• DIRECTIVE:
A faithful transcription of all the data is required.

──────── RECORDED INFORMATION

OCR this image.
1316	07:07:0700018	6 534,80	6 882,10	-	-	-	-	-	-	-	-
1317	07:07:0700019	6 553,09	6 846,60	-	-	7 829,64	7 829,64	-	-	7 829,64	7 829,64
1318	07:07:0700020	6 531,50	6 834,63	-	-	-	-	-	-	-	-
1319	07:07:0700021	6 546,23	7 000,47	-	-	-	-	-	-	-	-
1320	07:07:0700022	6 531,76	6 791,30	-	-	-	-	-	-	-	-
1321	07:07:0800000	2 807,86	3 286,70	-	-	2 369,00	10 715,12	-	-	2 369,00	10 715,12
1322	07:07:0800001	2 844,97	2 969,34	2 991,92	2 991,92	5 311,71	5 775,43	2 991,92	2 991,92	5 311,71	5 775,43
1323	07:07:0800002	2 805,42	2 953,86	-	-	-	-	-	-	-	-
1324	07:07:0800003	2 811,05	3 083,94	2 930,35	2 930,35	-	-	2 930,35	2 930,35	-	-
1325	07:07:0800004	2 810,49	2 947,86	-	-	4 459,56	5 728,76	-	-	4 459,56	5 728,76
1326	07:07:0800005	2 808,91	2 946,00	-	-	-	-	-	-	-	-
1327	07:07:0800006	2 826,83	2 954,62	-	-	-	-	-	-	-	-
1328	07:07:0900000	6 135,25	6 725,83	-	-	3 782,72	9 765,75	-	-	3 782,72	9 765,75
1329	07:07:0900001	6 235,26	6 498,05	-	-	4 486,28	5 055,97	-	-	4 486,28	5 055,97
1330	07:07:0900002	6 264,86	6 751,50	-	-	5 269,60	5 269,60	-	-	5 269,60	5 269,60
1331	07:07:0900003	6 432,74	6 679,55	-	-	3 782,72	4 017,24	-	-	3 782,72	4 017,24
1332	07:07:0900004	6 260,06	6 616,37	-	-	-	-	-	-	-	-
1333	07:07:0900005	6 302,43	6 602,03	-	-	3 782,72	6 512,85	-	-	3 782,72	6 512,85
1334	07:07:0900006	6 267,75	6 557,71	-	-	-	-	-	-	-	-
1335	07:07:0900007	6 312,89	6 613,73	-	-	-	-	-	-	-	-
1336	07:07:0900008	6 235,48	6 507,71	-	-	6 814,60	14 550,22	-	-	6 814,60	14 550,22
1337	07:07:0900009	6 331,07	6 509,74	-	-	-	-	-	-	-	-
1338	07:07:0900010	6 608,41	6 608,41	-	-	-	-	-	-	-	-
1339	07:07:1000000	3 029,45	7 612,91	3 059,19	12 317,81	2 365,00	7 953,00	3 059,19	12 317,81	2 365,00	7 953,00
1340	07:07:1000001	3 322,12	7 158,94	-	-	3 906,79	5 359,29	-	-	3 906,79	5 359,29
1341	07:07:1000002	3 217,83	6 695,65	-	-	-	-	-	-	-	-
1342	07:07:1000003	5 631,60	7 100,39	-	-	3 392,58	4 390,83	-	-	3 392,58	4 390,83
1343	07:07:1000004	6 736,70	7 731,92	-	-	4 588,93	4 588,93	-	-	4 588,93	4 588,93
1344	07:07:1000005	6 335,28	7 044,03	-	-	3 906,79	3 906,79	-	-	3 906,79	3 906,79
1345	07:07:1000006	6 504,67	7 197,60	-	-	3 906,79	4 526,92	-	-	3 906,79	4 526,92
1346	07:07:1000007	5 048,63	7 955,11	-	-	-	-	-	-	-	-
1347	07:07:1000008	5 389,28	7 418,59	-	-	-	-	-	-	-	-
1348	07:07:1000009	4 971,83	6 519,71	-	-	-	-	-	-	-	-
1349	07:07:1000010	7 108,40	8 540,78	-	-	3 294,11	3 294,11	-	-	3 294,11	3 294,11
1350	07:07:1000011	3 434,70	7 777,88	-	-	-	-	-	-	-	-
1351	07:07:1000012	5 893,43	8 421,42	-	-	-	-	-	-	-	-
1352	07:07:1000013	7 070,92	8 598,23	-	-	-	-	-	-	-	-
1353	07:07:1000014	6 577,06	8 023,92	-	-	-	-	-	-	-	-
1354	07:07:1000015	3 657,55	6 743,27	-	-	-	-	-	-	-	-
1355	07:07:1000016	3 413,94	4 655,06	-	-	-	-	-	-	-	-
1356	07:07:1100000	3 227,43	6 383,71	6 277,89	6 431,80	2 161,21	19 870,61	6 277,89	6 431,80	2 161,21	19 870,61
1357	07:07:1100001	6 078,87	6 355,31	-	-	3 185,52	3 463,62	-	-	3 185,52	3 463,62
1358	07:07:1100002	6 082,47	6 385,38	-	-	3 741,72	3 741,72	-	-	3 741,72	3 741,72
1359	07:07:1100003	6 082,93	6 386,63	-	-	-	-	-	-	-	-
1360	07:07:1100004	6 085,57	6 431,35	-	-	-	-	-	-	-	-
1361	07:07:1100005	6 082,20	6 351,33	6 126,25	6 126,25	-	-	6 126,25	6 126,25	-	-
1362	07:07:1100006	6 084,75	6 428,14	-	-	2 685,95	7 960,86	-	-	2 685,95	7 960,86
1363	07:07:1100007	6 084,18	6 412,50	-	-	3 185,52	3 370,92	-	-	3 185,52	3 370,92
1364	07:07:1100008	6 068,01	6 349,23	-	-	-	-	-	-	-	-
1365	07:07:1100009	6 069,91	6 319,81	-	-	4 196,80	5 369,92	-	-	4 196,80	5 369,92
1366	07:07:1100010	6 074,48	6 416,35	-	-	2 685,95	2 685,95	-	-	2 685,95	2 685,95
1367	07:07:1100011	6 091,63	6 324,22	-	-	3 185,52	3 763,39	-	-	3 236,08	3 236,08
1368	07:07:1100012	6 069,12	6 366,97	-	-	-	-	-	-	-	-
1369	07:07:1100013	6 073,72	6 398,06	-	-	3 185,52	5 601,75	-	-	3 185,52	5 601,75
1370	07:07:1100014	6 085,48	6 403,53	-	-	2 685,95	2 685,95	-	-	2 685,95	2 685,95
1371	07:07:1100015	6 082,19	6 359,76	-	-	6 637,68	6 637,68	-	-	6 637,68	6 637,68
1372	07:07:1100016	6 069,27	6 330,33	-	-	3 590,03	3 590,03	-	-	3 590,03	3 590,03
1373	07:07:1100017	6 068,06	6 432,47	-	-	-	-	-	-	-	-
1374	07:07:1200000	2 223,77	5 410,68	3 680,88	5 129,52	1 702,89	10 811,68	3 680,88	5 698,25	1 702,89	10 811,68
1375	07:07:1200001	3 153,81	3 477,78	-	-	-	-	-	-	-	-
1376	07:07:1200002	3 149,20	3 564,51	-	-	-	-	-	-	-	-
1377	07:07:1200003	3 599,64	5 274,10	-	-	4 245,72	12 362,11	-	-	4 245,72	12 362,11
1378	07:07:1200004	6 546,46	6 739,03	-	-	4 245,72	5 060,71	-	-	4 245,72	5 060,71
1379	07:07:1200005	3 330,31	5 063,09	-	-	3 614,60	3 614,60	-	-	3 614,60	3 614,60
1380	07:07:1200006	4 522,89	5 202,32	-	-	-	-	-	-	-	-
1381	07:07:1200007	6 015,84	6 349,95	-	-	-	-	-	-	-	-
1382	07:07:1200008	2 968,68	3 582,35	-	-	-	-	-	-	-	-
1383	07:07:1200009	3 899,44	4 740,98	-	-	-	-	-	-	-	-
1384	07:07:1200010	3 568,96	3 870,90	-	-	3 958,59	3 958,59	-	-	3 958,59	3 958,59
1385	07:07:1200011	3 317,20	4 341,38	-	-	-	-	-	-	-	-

────────────────

• RIGHT ANSWER:
OCR this image.
1316	07:07:0700018	6 534,80	6 882,10	-	-	-	-	-	-	-	-
1317	07:07:0700019	6 553,09	6 846,60	-	-	7 829,64	7 829,64	-	-	7 829,64	7 829,64
1318	07:07:0700020	6 531,50	6 834,63	-	-	-	-	-	-	-	-
1319	07:07:0700021	6 546,23	7 000,47	-	-	-	-	-	-	-	-
1320	07:07:0700022	6 531,76	6 791,30	-	-	-	-	-	-	-	-
1321	07:07:0800000	2 807,86	3 286,70	-	-	2 369,00	10 715,12	-	-	2 369,00	10 715,12
1322	07:07:0800001	2 844,97	2 969,34	2 991,92	2 991,92	5 311,71	5 775,43	2 991,92	2 991,92	5 311,71	5 775,43
1323	07:07:0800002	2 805,42	2 953,86	-	-	-	-	-	-	-	-
1324	07:07:0800003	2 811,05	3 083,94	2 930,35	2 930,35	-	-	2 930,35	2 930,35	-	-
1325	07:07:0800004	2 810,49	2 947,86	-	-	4 459,56	5 728,76	-	-	4 459,56	5 728,76
1326	07:07:0800005	2 808,91	2 946,00	-	-	-	-	-	-	-	-
1327	07:07:0800006	2 826,83	2 954,62	-	-	-	-	-	-	-	-
1328	07:07:0900000	6 135,25	6 725,83	-	-	3 782,72	9 765,75	-	-	3 782,72	9 765,75
1329	07:07:0900001	6 235,26	6 498,05	-	-	4 486,28	5 055,97	-	-	4 486,28	5 055,97
1330	07:07:0900002	6 264,86	6 751,50	-	-	5 269,60	5 269,60	-	-	5 269,60	5 269,60
1331	07:07:0900003	6 432,74	6 679,55	-	-	3 782,72	4 017,24	-	-	3 782,72	4 017,24
1332	07:07:0900004	6 260,06	6 616,37	-	-	-	-	-	-	-	-
1333	07:07:0900005	6 302,43	6 602,03	-	-	3 782,72	6 512,85	-	-	3 782,72	6 512,85
1334	07:07:0900006	6 267,75	6 557,71	-	-	-	-	-	-	-	-
1335	07:07:0900007	6 312,89	6 613,73	-	-	-	-	-	-	-	-
1336	07:07:0900008	6 235,48	6 507,71	-	-	6 814,60	14 550,22	-	-	6 814,60	14 550,22
1337	07:07:0900009	6 331,07	6 509,74	-	-	-	-	-	-	-	-
1338	07:07:0900010	6 608,41	6 608,41	-	-	-	-	-	-	-	-
1339	07:07:1000000	3 029,45	7 612,91	3 059,19	12 317,81	2 365,00	7 953,00	3 059,19	12 317,81	2 365,00	7 953,00
1340	07:07:1000001	3 322,12	7 158,94	-	-	3 906,79	5 359,29	-	-	3 906,79	5 359,29
1341	07:07:1000002	3 217,83	6 695,65	-	-	-	-	-	-	-	-
1342	07:07:1000003	5 631,60	7 100,39	-	-	3 392,58	4 390,83	-	-	3 392,58	4 390,83
1343	07:07:1000004	6 736,70	7 731,92	-	-	4 588,93	4 588,93	-	-	4 588,93	4 588,93
1344	07:07:1000005	6 335,28	7 044,03	-	-	3 906,79	3 906,79	-	-	3 906,79	3 906,79
1345	07:07:1000006	6 504,67	7 197,60	-	-	3 906,79	4 526,92	-	-	3 906,79	4 526,92
1346	07:07:1000007	5 048,63	7 955,11	-	-	-	-	-	-	-	-
1347	07:07:1000008	5 389,28	7 418,59	-	-	-	-	-	-	-	-
1348	07:07:1000009	4 971,83	6 519,71	-	-	-	-	-	-	-	-
1349	07:07:1000010	7 108,40	8 540,78	-	-	3 294,11	3 294,11	-	-	3 294,11	3 294,11
1350	07:07:1000011	3 434,70	7 777,88	-	-	-	-	-	-	-	-
1351	07:07:1000012	5 893,43	8 421,42	-	-	-	-	-	-	-	-
1352	07:07:1000013	7 070,92	8 598,23	-	-	-	-	-	-	-	-
1353	07:07:1000014	6 577,06	8 023,92	-	-	-	-	-	-	-	-
1354	07:07:1000015	3 657,55	6 743,27	-	-	-	-	-	-	-	-
1355	07:07:1000016	3 413,94	4 655,06	-	-	-	-	-	-	-	-
1356	07:07:1100000	3 227,43	6 383,71	6 277,89	6 431,80	2 161,21	19 870,61	6 277,89	6 431,80	2 161,21	19 870,61
1357	07:07:1100001	6 078,87	6 355,31	-	-	3 185,52	3 463,62	-	-	3 185,52	3 463,62
1358	07:07:1100002	6 082,47	6 385,38	-	-	3 741,72	3 741,72	-	-	3 741,72	3 741,72
1359	07:07:1100003	6 082,93	6 386,63	-	-	-	-	-	-	-	-
1360	07:07:1100004	6 085,57	6 431,35	-	-	-	-	-	-	-	-
1361	07:07:1100005	6 082,20	6 351,33	6 126,25	6 126,25	-	-	6 126,25	6 126,25	-	-
1362	07:07:1100006	6 084,75	6 428,14	-	-	2 685,95	7 960,86	-	-	2 685,95	7 960,86
1363	07:07:1100007	6 084,18	6 412,50	-	-	3 185,52	3 370,92	-	-	3 185,52	3 370,92
1364	07:07:1100008	6 068,01	6 349,23	-	-	-	-	-	-	-	-
1365	07:07:1100009	6 069,91	6 319,81	-	-	4 196,80	5 369,92	-	-	4 196,80	5 369,92
1366	07:07:1100010	6 074,48	6 416,35	-	-	2 685,95	2 685,95	-	-	2 685,95	2 685,95
1367	07:07:1100011	6 091,63	6 324,22	-	-	3 185,52	3 763,39	-	-	3 236,08	3 236,08
1368	07:07:1100012	6 069,12	6 366,97	-	-	-	-	-	-	-	-
1369	07:07:1100013	6 073,72	6 398,06	-	-	3 185,52	5 601,75	-	-	3 185,52	5 601,75
1370	07:07:1100014	6 085,48	6 403,53	-	-	2 685,95	2 685,95	-	-	2 685,95	2 685,95
1371	07:07:1100015	6 082,19	6 359,76	-	-	6 637,68	6 637,68	-	-	6 637,68	6 637,68
1372	07:07:1100016	6 069,27	6 330,33	-	-	3 590,03	3 590,03	-	-	3 590,03	3 590,03
1373	07:07:1100017	6 068,06	6 432,47	-	-	-	-	-	-	-	-
1374	07:07:1200000	2 223,77	5 410,68	3 680,88	5 129,52	1 702,89	10 811,68	3 680,88	5 698,25	1 702,89	10 811,68
1375	07:07:1200001	3 153,81	3 477,78	-	-	-	-	-	-	-	-
1376	07:07:1200002	3 149,20	3 564,51	-	-	-	-	-	-	-	-
1377	07:07:1200003	3 599,64	5 274,10	-	-	4 245,72	12 362,11	-	-	4 245,72	12 362,11
1378	07:07:1200004	6 546,46	6 739,03	-	-	4 245,72	5 060,71	-	-	4 245,72	5 060,71
1379	07:07:1200005	3 330,31	5 063,09	-	-	3 614,60	3 614,60	-	-	3 614,60	3 614,60
1380	07:07:1200006	4 522,89	5 202,32	-	-	-	-	-	-	-	-
1381	07:07:1200007	6 015,84	6 349,95	-	-	-	-	-	-	-	-
1382	07:07:1200008	2 968,68	3 582,35	-	-	-	-	-	-	-	-
1383	07:07:1200009	3 899,44	4 740,98	-	-	-	-	-	-	-	-
1384	07:07:1200010	3 568,96	3 870,90	-	-	3 958,59	3 958,59	-	-	3 958,59	3 958,59
1385	07:07:1200011	3 317,20	4 341,38	-	-	-	-	-	-	-	-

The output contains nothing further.